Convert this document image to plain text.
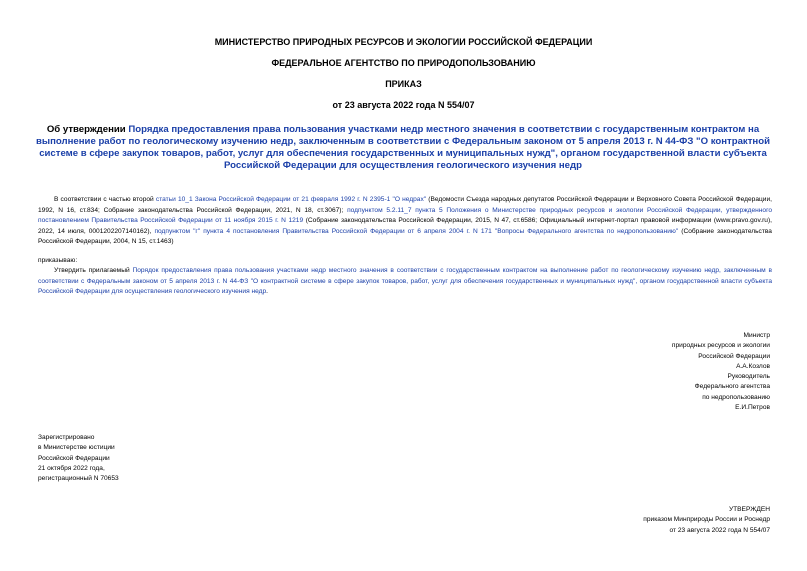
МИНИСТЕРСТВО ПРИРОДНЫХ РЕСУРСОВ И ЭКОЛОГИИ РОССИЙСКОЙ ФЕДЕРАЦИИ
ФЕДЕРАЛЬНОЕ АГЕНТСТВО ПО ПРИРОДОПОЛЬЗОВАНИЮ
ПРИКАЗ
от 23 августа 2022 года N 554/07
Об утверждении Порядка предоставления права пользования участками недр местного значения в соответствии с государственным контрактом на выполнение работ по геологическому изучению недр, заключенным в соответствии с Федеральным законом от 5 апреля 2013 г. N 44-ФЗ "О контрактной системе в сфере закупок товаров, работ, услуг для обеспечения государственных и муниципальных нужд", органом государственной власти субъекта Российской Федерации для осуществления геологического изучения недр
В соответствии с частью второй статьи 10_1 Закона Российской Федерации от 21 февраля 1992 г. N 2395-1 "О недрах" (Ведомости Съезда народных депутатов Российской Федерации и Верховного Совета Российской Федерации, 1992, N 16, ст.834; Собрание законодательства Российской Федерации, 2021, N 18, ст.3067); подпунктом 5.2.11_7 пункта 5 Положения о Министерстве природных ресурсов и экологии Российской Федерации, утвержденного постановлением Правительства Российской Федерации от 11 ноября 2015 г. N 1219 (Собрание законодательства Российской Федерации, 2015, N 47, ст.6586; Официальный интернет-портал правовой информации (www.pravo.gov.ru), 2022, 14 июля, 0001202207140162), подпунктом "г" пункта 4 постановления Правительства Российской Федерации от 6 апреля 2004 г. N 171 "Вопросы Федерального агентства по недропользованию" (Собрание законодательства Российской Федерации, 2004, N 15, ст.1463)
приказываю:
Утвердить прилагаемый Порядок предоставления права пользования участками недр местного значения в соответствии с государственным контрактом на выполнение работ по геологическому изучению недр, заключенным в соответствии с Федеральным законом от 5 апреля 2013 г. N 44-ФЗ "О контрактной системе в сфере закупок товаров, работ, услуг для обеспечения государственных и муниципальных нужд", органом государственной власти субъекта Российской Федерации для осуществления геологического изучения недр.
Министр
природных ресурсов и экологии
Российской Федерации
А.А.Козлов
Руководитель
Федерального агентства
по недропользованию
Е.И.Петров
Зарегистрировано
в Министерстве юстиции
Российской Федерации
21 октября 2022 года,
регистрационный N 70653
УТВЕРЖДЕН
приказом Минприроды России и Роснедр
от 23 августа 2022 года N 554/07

DIRECTIONS FOR THIS TASK => Each entry shown above must be quoted exactly, with its pictures left out.

SOLUTION FOR THIS EXERCISE =>
Convert this document image to plain text.
МИНИСТЕРСТВО ПРИРОДНЫХ РЕСУРСОВ И ЭКОЛОГИИ РОССИЙСКОЙ ФЕДЕРАЦИИ
ФЕДЕРАЛЬНОЕ АГЕНТСТВО ПО ПРИРОДОПОЛЬЗОВАНИЮ
ПРИКАЗ
от 23 августа 2022 года N 554/07
Об утверждении Порядка предоставления права пользования участками недр местного значения в соответствии с государственным контрактом на выполнение работ по геологическому изучению недр, заключенным в соответствии с Федеральным законом от 5 апреля 2013 г. N 44-ФЗ "О контрактной системе в сфере закупок товаров, работ, услуг для обеспечения государственных и муниципальных нужд", органом государственной власти субъекта Российской Федерации для осуществления геологического изучения недр
В соответствии с частью второй статьи 10_1 Закона Российской Федерации от 21 февраля 1992 г. N 2395-1 "О недрах" (Ведомости Съезда народных депутатов Российской Федерации и Верховного Совета Российской Федерации, 1992, N 16, ст.834; Собрание законодательства Российской Федерации, 2021, N 18, ст.3067); подпунктом 5.2.11_7 пункта 5 Положения о Министерстве природных ресурсов и экологии Российской Федерации, утвержденного постановлением Правительства Российской Федерации от 11 ноября 2015 г. N 1219 (Собрание законодательства Российской Федерации, 2015, N 47, ст.6586; Официальный интернет-портал правовой информации (www.pravo.gov.ru), 2022, 14 июля, 0001202207140162), подпунктом "г" пункта 4 постановления Правительства Российской Федерации от 6 апреля 2004 г. N 171 "Вопросы Федерального агентства по недропользованию" (Собрание законодательства Российской Федерации, 2004, N 15, ст.1463)
приказываю:
Утвердить прилагаемый Порядок предоставления права пользования участками недр местного значения в соответствии с государственным контрактом на выполнение работ по геологическому изучению недр, заключенным в соответствии с Федеральным законом от 5 апреля 2013 г. N 44-ФЗ "О контрактной системе в сфере закупок товаров, работ, услуг для обеспечения государственных и муниципальных нужд", органом государственной власти субъекта Российской Федерации для осуществления геологического изучения недр.
Министр
природных ресурсов и экологии
Российской Федерации
А.А.Козлов
Руководитель
Федерального агентства
по недропользованию
Е.И.Петров
Зарегистрировано
в Министерстве юстиции
Российской Федерации
21 октября 2022 года,
регистрационный N 70653
УТВЕРЖДЕН
приказом Минприроды России и Роснедр
от 23 августа 2022 года N 554/07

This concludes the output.